■ Input material ■

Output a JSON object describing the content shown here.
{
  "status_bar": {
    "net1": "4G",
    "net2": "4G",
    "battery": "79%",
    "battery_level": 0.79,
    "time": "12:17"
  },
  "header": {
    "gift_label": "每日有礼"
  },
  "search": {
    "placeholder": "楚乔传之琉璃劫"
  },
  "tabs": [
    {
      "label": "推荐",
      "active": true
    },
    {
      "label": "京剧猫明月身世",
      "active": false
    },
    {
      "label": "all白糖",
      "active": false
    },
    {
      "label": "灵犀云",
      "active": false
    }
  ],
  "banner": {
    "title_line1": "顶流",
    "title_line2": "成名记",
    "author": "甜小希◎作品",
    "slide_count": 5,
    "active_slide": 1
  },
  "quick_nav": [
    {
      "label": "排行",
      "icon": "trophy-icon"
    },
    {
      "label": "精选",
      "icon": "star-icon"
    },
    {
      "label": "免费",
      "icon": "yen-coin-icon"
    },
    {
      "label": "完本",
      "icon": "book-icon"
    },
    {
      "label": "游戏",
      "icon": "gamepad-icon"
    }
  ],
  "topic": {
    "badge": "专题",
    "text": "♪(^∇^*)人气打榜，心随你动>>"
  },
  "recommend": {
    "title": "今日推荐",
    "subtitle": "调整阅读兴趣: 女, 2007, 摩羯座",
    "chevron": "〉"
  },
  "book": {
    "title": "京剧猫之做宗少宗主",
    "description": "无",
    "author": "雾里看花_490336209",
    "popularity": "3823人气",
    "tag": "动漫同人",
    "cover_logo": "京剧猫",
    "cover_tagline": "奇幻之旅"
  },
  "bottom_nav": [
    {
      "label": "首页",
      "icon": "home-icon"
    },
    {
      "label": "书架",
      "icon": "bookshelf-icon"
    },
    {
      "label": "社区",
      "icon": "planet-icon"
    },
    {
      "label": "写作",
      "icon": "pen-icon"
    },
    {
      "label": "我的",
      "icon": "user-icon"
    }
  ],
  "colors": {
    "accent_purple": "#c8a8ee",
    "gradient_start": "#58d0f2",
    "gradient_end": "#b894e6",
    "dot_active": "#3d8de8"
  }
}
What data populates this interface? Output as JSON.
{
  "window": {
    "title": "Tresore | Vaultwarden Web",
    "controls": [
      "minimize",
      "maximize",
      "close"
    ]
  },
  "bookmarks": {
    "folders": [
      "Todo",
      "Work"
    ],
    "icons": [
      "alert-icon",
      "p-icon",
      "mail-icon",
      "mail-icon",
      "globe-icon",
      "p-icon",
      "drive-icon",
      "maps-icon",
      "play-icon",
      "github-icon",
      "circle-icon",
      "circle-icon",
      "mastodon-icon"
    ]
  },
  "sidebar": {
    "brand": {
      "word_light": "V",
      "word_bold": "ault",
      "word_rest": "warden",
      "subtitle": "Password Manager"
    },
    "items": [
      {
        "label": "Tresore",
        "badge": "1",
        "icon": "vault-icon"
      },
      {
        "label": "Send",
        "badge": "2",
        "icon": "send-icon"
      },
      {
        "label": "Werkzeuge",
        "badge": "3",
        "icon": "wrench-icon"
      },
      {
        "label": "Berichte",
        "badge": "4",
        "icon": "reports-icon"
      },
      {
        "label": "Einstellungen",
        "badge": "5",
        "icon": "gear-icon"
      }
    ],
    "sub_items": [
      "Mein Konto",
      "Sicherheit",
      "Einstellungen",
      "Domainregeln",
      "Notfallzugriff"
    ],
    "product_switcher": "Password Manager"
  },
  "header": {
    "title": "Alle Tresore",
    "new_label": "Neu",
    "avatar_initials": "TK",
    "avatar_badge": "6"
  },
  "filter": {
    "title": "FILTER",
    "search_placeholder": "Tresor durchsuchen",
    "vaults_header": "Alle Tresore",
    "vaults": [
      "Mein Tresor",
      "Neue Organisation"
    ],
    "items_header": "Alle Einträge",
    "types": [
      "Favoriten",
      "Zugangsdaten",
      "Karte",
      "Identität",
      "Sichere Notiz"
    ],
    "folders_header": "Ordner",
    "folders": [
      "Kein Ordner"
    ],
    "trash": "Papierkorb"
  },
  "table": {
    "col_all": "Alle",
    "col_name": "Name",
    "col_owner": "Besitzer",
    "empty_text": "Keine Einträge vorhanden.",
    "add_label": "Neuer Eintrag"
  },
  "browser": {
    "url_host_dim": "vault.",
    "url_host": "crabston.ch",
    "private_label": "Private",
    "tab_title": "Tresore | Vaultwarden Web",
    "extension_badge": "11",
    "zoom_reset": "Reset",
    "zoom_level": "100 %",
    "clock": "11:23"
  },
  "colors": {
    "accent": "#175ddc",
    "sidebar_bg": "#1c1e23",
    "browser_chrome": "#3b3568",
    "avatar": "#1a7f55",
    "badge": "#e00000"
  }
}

■ Set exercise ■
Write out every line from the records above, word for word.

■ Answer to the task ■
Output a JSON object describing the content shown here.
{
  "status_bar": {
    "net1": "4G",
    "net2": "4G",
    "battery": "79%",
    "battery_level": 0.79,
    "time": "12:17"
  },
  "header": {
    "gift_label": "每日有礼"
  },
  "search": {
    "placeholder": "楚乔传之琉璃劫"
  },
  "tabs": [
    {
      "label": "推荐",
      "active": true
    },
    {
      "label": "京剧猫明月身世",
      "active": false
    },
    {
      "label": "all白糖",
      "active": false
    },
    {
      "label": "灵犀云",
      "active": false
    }
  ],
  "banner": {
    "title_line1": "顶流",
    "title_line2": "成名记",
    "author": "甜小希◎作品",
    "slide_count": 5,
    "active_slide": 1
  },
  "quick_nav": [
    {
      "label": "排行",
      "icon": "trophy-icon"
    },
    {
      "label": "精选",
      "icon": "star-icon"
    },
    {
      "label": "免费",
      "icon": "yen-coin-icon"
    },
    {
      "label": "完本",
      "icon": "book-icon"
    },
    {
      "label": "游戏",
      "icon": "gamepad-icon"
    }
  ],
  "topic": {
    "badge": "专题",
    "text": "♪(^∇^*)人气打榜，心随你动>>"
  },
  "recommend": {
    "title": "今日推荐",
    "subtitle": "调整阅读兴趣: 女, 2007, 摩羯座",
    "chevron": "〉"
  },
  "book": {
    "title": "京剧猫之做宗少宗主",
    "description": "无",
    "author": "雾里看花_490336209",
    "popularity": "3823人气",
    "tag": "动漫同人",
    "cover_logo": "京剧猫",
    "cover_tagline": "奇幻之旅"
  },
  "bottom_nav": [
    {
      "label": "首页",
      "icon": "home-icon"
    },
    {
      "label": "书架",
      "icon": "bookshelf-icon"
    },
    {
      "label": "社区",
      "icon": "planet-icon"
    },
    {
      "label": "写作",
      "icon": "pen-icon"
    },
    {
      "label": "我的",
      "icon": "user-icon"
    }
  ],
  "colors": {
    "accent_purple": "#c8a8ee",
    "gradient_start": "#58d0f2",
    "gradient_end": "#b894e6",
    "dot_active": "#3d8de8"
  }
}
What data populates this interface? Output as JSON.
{
  "window": {
    "title": "Tresore | Vaultwarden Web",
    "controls": [
      "minimize",
      "maximize",
      "close"
    ]
  },
  "bookmarks": {
    "folders": [
      "Todo",
      "Work"
    ],
    "icons": [
      "alert-icon",
      "p-icon",
      "mail-icon",
      "mail-icon",
      "globe-icon",
      "p-icon",
      "drive-icon",
      "maps-icon",
      "play-icon",
      "github-icon",
      "circle-icon",
      "circle-icon",
      "mastodon-icon"
    ]
  },
  "sidebar": {
    "brand": {
      "word_light": "V",
      "word_bold": "ault",
      "word_rest": "warden",
      "subtitle": "Password Manager"
    },
    "items": [
      {
        "label": "Tresore",
        "badge": "1",
        "icon": "vault-icon"
      },
      {
        "label": "Send",
        "badge": "2",
        "icon": "send-icon"
      },
      {
        "label": "Werkzeuge",
        "badge": "3",
        "icon": "wrench-icon"
      },
      {
        "label": "Berichte",
        "badge": "4",
        "icon": "reports-icon"
      },
      {
        "label": "Einstellungen",
        "badge": "5",
        "icon": "gear-icon"
      }
    ],
    "sub_items": [
      "Mein Konto",
      "Sicherheit",
      "Einstellungen",
      "Domainregeln",
      "Notfallzugriff"
    ],
    "product_switcher": "Password Manager"
  },
  "header": {
    "title": "Alle Tresore",
    "new_label": "Neu",
    "avatar_initials": "TK",
    "avatar_badge": "6"
  },
  "filter": {
    "title": "FILTER",
    "search_placeholder": "Tresor durchsuchen",
    "vaults_header": "Alle Tresore",
    "vaults": [
      "Mein Tresor",
      "Neue Organisation"
    ],
    "items_header": "Alle Einträge",
    "types": [
      "Favoriten",
      "Zugangsdaten",
      "Karte",
      "Identität",
      "Sichere Notiz"
    ],
    "folders_header": "Ordner",
    "folders": [
      "Kein Ordner"
    ],
    "trash": "Papierkorb"
  },
  "table": {
    "col_all": "Alle",
    "col_name": "Name",
    "col_owner": "Besitzer",
    "empty_text": "Keine Einträge vorhanden.",
    "add_label": "Neuer Eintrag"
  },
  "browser": {
    "url_host_dim": "vault.",
    "url_host": "crabston.ch",
    "private_label": "Private",
    "tab_title": "Tresore | Vaultwarden Web",
    "extension_badge": "11",
    "zoom_reset": "Reset",
    "zoom_level": "100 %",
    "clock": "11:23"
  },
  "colors": {
    "accent": "#175ddc",
    "sidebar_bg": "#1c1e23",
    "browser_chrome": "#3b3568",
    "avatar": "#1a7f55",
    "badge": "#e00000"
  }
}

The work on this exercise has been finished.